AIM. Look below and pull out each line with the word "color".

DATASET CONTENT.

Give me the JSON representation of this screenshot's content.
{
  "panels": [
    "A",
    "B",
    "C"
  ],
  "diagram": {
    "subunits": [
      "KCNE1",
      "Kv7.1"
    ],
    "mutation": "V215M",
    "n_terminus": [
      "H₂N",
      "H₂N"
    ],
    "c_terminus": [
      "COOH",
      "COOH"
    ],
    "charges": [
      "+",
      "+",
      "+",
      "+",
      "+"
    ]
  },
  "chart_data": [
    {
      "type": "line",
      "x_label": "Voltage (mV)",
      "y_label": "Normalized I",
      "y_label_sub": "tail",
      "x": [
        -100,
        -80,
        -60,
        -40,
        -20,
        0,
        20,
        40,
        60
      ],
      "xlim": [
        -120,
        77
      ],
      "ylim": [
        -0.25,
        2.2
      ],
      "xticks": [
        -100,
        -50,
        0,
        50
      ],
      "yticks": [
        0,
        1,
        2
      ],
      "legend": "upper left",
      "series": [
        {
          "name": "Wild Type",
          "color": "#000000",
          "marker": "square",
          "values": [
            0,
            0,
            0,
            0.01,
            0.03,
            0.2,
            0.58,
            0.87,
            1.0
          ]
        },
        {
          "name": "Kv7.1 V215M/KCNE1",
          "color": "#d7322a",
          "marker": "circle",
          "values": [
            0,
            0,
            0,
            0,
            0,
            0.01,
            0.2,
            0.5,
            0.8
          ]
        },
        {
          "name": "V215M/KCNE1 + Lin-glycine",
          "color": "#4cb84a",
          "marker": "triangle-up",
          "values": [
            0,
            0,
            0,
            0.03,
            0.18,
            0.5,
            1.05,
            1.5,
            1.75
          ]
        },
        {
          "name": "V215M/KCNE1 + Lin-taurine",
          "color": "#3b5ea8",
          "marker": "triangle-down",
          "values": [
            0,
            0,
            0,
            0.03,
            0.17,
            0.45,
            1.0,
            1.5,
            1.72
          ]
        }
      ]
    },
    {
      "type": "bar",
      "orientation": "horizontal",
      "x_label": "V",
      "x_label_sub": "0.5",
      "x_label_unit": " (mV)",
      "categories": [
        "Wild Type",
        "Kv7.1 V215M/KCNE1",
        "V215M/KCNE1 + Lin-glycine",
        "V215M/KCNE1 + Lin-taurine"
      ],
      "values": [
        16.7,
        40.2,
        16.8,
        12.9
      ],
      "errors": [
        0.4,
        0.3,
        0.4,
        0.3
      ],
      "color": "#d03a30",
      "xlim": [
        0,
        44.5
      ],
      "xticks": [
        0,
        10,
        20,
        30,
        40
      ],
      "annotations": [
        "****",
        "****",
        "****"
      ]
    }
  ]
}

TASK SOLUTION.
          "color": "#000000",
          "color": "#d7322a",
          "color": "#4cb84a",
          "color": "#3b5ea8",
      "color": "#d03a30",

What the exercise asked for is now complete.